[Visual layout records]

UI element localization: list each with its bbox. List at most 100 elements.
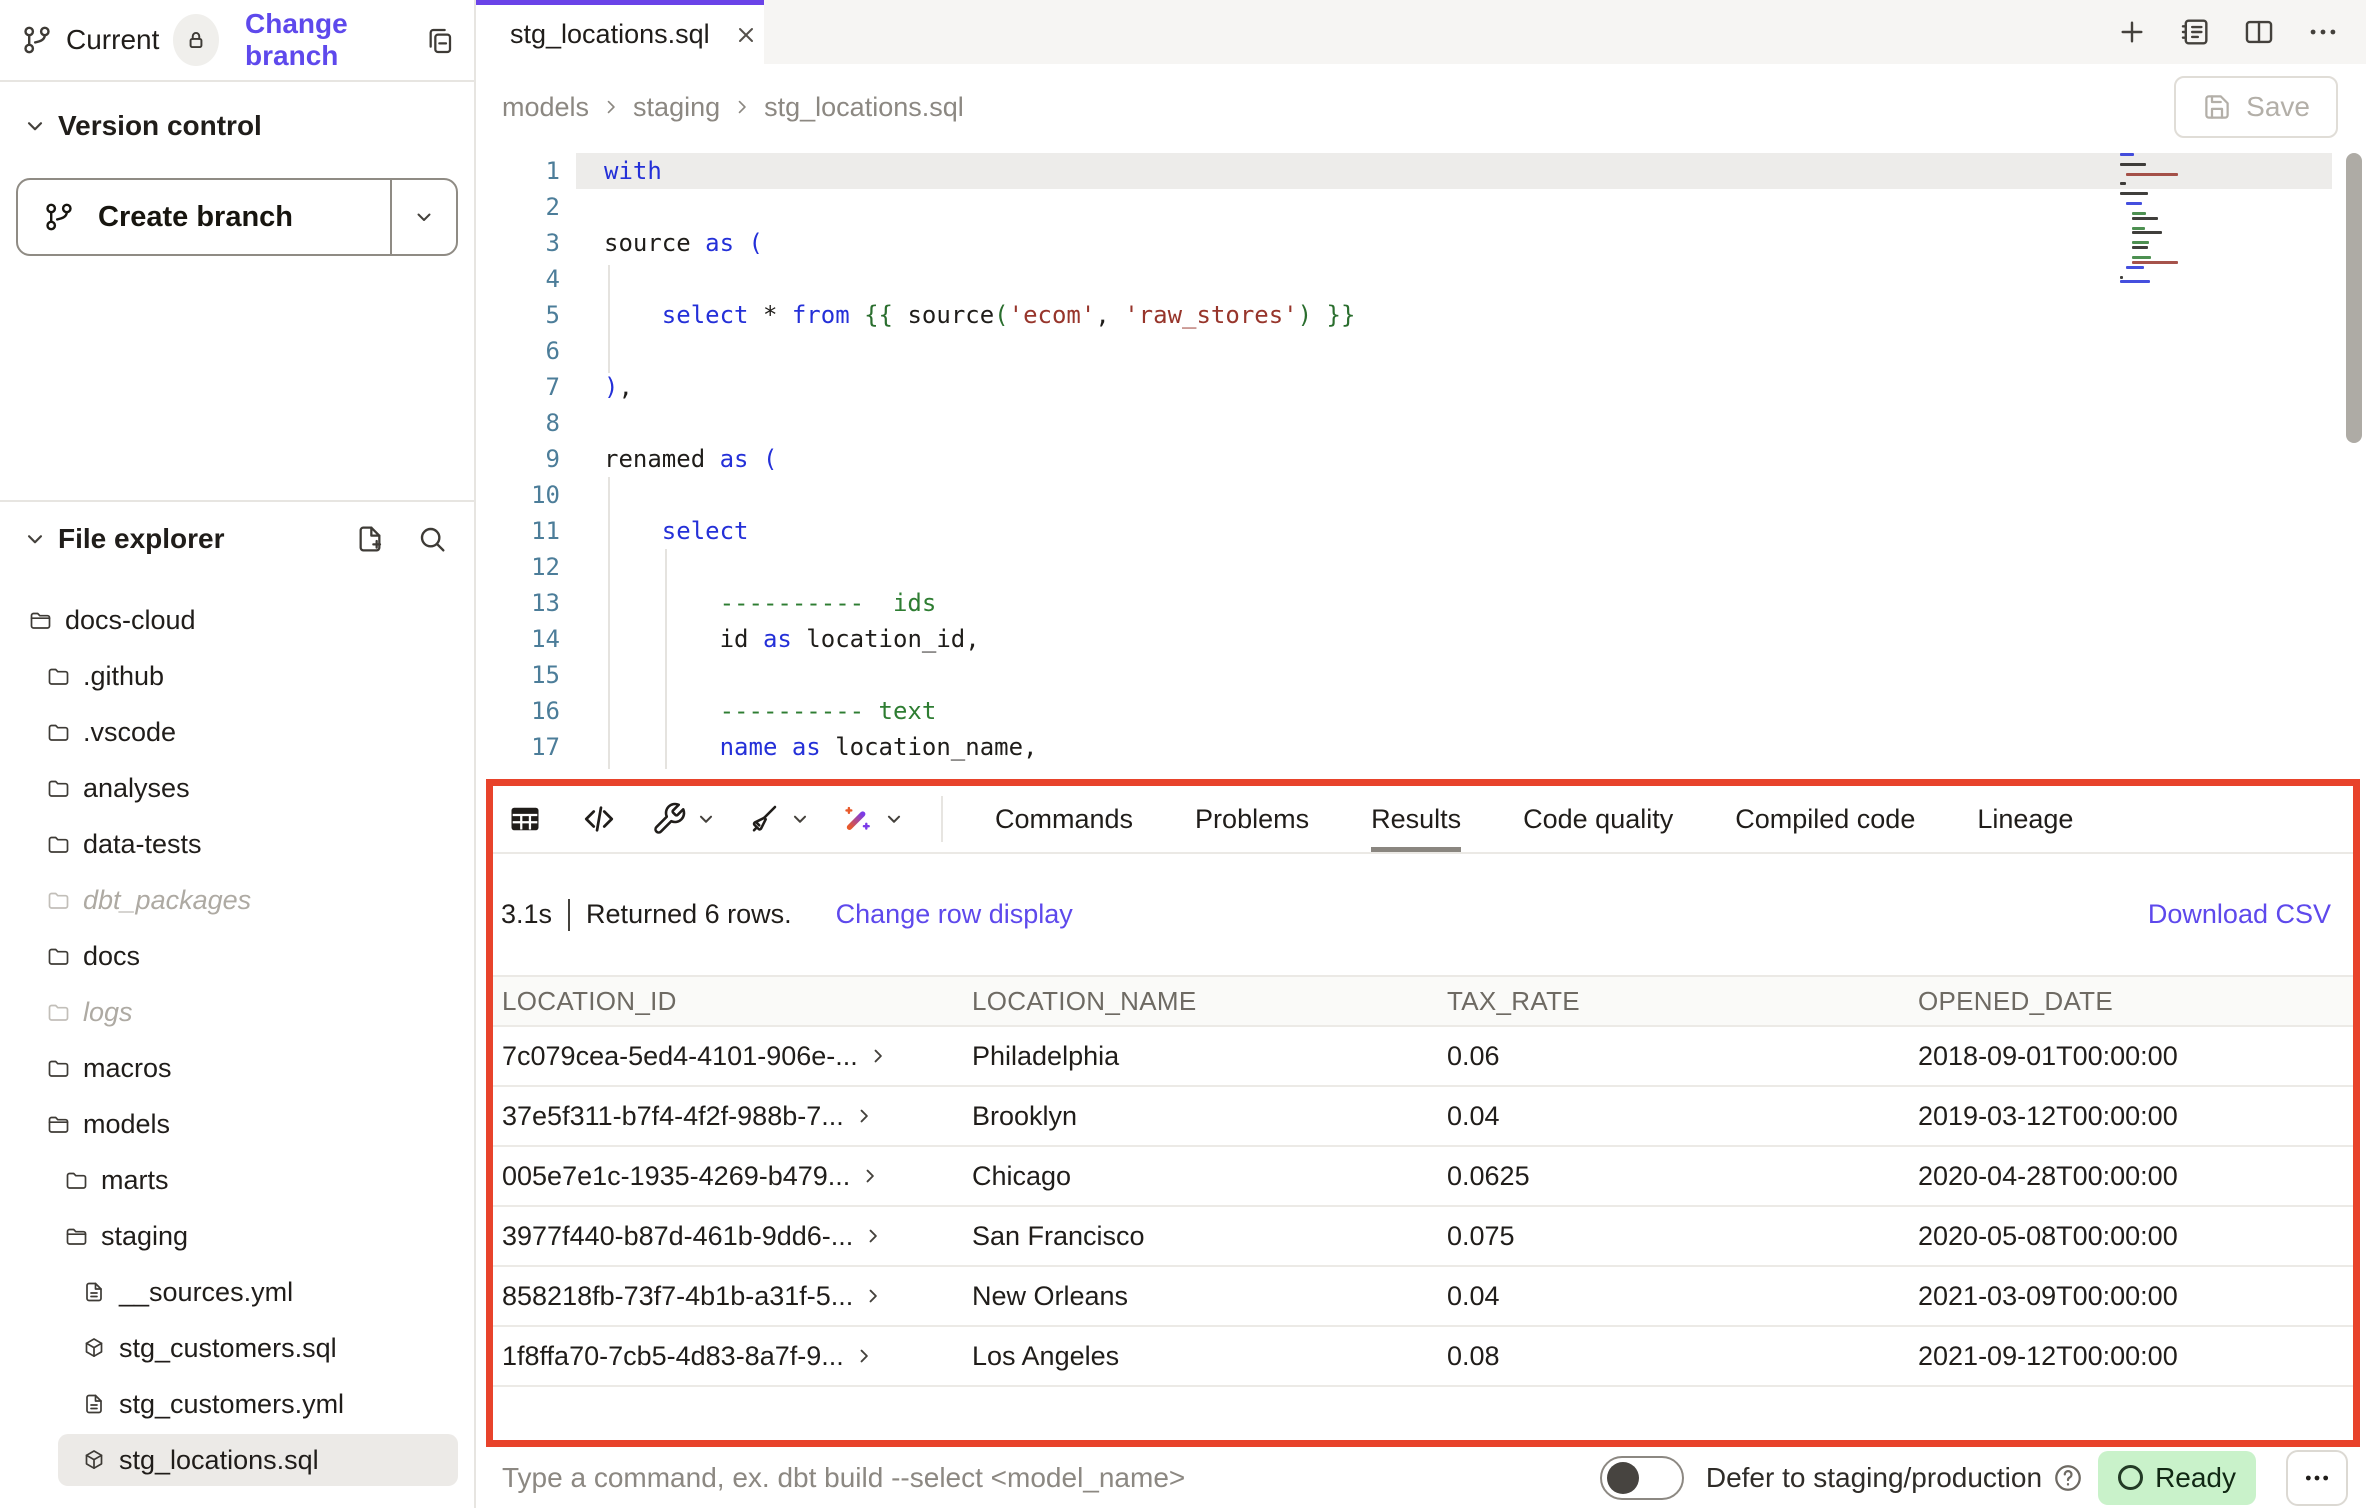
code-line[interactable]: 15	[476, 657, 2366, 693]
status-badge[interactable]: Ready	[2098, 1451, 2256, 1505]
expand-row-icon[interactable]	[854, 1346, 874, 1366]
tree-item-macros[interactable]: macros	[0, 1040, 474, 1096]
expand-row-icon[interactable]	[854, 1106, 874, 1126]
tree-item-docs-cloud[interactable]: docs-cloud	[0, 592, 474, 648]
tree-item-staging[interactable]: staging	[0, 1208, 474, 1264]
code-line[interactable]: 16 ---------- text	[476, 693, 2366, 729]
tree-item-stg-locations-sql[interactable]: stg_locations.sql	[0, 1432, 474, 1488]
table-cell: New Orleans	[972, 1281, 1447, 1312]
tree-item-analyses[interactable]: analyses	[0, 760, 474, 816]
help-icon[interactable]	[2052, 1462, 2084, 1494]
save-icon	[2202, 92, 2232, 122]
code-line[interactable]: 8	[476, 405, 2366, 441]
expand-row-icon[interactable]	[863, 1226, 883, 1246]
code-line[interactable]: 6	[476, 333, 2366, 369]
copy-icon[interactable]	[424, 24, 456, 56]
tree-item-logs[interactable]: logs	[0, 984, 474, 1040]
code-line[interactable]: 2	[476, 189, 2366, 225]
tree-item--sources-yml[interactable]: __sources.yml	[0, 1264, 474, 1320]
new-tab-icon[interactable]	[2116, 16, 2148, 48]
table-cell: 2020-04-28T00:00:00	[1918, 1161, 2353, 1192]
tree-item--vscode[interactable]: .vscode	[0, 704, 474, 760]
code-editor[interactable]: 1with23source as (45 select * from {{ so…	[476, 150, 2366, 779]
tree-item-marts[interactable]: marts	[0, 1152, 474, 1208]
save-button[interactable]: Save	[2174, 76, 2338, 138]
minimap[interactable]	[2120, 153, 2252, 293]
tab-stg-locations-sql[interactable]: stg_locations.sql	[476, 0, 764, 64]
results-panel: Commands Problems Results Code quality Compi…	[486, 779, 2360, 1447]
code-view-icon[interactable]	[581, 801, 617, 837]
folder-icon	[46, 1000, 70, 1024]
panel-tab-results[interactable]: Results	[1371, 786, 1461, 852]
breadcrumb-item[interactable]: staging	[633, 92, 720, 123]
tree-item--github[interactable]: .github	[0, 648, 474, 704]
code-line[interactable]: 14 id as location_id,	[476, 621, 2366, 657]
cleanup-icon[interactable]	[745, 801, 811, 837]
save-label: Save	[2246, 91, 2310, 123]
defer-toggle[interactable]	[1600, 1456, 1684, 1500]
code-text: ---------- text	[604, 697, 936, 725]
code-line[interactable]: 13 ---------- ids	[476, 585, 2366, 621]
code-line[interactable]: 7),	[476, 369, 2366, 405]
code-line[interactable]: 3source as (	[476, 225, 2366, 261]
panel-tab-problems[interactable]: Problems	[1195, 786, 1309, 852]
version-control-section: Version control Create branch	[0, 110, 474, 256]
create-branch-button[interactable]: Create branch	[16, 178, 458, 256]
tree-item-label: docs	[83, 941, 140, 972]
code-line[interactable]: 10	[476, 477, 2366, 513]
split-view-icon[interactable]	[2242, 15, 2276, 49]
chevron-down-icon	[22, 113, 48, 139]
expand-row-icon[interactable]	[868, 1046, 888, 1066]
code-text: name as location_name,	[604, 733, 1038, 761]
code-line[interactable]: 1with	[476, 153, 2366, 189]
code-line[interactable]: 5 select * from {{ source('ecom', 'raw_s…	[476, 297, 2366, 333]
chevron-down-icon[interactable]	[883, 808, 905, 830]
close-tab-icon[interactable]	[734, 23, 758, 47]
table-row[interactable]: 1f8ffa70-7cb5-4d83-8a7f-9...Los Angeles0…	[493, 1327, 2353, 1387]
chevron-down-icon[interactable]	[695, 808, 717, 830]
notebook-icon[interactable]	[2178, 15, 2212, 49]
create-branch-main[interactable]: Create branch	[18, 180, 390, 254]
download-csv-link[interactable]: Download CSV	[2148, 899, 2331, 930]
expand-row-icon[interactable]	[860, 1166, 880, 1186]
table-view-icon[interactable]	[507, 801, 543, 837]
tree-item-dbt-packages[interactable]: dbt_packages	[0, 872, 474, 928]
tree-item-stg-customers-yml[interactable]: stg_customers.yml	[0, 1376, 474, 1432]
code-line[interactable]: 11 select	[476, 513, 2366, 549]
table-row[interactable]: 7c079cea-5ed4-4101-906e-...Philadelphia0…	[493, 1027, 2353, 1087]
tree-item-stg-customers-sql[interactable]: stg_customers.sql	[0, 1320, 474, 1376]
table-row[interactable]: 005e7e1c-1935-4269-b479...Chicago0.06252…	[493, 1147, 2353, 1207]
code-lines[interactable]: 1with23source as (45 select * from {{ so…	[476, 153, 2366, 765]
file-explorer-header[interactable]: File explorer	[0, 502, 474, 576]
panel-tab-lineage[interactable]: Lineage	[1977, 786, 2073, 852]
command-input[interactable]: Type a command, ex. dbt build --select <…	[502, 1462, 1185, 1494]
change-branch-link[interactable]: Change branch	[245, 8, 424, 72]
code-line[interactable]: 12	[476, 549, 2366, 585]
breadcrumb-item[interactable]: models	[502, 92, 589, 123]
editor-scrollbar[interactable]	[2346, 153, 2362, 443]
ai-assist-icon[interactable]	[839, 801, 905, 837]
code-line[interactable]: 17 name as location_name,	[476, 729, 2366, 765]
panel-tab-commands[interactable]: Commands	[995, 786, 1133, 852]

_Given instruction:_ Rewrite the rows from the line with "657, 2366, 693]" through the line with "1432, 474, 1488]", changing "expand-row-icon" to "row-toggle-icon" and keeping everything else the same. Return only those lines.

_Answer to this task:_
code-line[interactable]: 15	[476, 657, 2366, 693]
status-badge[interactable]: Ready	[2098, 1451, 2256, 1505]
row-toggle-icon[interactable]	[854, 1346, 874, 1366]
tree-item-macros[interactable]: macros	[0, 1040, 474, 1096]
row-toggle-icon[interactable]	[854, 1106, 874, 1126]
tree-item-docs-cloud[interactable]: docs-cloud	[0, 592, 474, 648]
tree-item-staging[interactable]: staging	[0, 1208, 474, 1264]
code-line[interactable]: 16 ---------- text	[476, 693, 2366, 729]
tree-item-stg-locations-sql[interactable]: stg_locations.sql	[0, 1432, 474, 1488]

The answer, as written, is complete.